_Apply what you read_:
**A)** Answer these questions using the passage about the Pulitzer Fountain:
(i) How many architecture firms did the executors invite to the design competition?
(ii) Where were the competing schemes exhibited in January 1913?
(iii) How far west was the Sherman Monument moved under Hastings' design?
**B)** Carry on the passage about the Pulitzer Fountain, starting after its final sentence.

In December 1912, the executors of the estate of Joseph Pulitzer announced that New York City had approved the fountain's proposed location, in the plaza between 58th Street and 60th Street, just west of Fifth Avenue, the same plaza where the equestrian Sherman Monument stood since 1903. The executors invited five architecture firms to participate in a competition to determine the fountain's design, and to provide designs for a "good architectural treatment of the whole plaza."

In January 1913, the five schemes were exhibited at the New York Public Library, including the winning scheme, designed by Carrère and Hastings. Architect Thomas Hastings' design placed the fountain in the southern half of the plaza, whereas the Sherman Monument remained in the northern half (but moved fifteen feet west to be symmetrically opposite the fountain). Hastings' design for the fountain included a "symbolical figure-the exact symbolism not yet having been decided upon." Construction began in 1915, and by November, a newspaper reported: "The Pulitzer Fountain...is now finished and bubbling with the purest Croton water," noting that work on the northern portion of the plaza was delayed by subway construction.

(Document layout detection data)
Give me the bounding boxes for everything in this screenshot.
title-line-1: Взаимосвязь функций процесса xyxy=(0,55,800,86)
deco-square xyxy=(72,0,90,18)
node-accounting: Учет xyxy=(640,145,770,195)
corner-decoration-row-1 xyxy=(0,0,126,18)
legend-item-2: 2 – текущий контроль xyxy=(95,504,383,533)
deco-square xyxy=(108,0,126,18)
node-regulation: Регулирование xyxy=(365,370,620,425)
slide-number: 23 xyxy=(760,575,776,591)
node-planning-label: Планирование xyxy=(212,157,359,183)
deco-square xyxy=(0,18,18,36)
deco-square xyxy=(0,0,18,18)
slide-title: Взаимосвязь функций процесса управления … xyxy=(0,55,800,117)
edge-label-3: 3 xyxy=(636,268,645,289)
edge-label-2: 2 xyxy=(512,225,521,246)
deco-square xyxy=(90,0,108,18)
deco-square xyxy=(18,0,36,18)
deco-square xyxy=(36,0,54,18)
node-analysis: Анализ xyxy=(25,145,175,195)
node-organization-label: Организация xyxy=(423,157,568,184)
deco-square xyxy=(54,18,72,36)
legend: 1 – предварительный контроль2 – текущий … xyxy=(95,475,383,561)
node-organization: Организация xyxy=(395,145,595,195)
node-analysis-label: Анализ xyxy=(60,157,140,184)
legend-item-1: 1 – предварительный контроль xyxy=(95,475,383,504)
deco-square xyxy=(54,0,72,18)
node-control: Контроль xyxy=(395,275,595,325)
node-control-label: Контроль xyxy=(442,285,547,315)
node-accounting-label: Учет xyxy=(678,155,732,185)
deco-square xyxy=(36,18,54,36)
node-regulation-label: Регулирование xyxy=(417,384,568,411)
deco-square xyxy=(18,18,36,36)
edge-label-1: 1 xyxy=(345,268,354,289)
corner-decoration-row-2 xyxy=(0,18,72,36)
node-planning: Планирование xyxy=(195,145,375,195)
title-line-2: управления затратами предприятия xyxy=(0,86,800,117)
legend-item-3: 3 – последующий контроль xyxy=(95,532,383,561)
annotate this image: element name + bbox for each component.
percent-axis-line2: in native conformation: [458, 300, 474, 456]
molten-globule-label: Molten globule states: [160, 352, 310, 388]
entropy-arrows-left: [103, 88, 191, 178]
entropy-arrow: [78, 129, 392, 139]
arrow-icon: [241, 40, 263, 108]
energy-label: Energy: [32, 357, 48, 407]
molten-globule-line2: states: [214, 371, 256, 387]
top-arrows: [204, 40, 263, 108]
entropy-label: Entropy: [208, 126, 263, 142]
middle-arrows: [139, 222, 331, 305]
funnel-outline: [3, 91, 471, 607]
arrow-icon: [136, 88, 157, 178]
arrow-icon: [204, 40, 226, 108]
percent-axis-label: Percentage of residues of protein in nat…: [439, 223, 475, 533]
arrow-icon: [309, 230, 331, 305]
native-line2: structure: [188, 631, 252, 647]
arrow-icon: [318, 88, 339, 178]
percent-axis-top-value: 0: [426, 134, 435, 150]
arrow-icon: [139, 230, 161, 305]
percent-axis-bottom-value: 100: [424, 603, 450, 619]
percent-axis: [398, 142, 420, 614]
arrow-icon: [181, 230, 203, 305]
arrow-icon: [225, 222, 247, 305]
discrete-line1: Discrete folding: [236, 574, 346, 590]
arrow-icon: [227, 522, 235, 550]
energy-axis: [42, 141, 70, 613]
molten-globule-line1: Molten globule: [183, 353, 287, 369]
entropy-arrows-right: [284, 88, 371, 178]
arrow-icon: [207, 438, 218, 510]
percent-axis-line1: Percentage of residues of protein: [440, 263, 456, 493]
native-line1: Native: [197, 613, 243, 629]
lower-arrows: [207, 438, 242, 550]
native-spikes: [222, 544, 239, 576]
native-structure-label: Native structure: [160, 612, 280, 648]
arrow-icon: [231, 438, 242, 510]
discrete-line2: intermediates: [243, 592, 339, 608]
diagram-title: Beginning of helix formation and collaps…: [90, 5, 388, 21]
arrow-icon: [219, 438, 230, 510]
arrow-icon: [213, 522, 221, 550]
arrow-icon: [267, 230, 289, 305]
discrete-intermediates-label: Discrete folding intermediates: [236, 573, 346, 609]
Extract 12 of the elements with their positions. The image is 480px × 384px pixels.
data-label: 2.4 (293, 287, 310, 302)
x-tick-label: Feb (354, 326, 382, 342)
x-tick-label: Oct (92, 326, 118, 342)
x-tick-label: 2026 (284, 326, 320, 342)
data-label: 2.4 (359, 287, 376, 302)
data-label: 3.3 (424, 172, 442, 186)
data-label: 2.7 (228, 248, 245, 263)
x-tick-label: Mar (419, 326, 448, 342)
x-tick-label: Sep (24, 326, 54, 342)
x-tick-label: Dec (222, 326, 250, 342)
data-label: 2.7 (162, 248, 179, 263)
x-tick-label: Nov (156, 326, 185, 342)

_Answers to the tasks_:
**A)**
(i) Five
(ii) At the New York Public Library
(iii) Fifteen feet

**B)**
In the executed design, Karl Bitter's allegorical bronze statue Pomona depicts the goddess of abundance holding a basket of fruit. The model was Doris Doscher. Because Bitter died on April 9, 1915, having just completed the plaster cast of the figure, Hastings and Bitter's widow selected Isidore Konti to complete the statue. Konti began work in the fall of 1915, and the statue was cast in April 1916. The statue was installed on (or about) May 1, 1916, "with little or no ceremony."

===1933–1935 restoration===
In 1933, Herbert, Joseph and Ralph, sons of Joseph Pulitzer, donated $35,000 for the restoration of the fountain, to be done under the supervision of architect Dan Everett Waid. The work, delayed by labor troubles, was completed by June 1935. As part of the work, the limestone basin was rebuilt in Italian marble, and the limestone balustrade and columns that surrounded the fountain were demolished.

=== 1971 restoration and 1974 Landmarks Designation ===
In 1971, the Parks Department under the direction of August Heckscher, undertook a restoration of the fountain costing $268,000. The work included a new sewer system and the replacement of limestone steps with granite.

On May 30, 1974, the Landmarks Preservation Commission held a public hearing to consider designation of the Grand Army Plaza, including the Pulitzer Fountain, as a New York City scenic landmark. The measure was approved on July 23, 1974.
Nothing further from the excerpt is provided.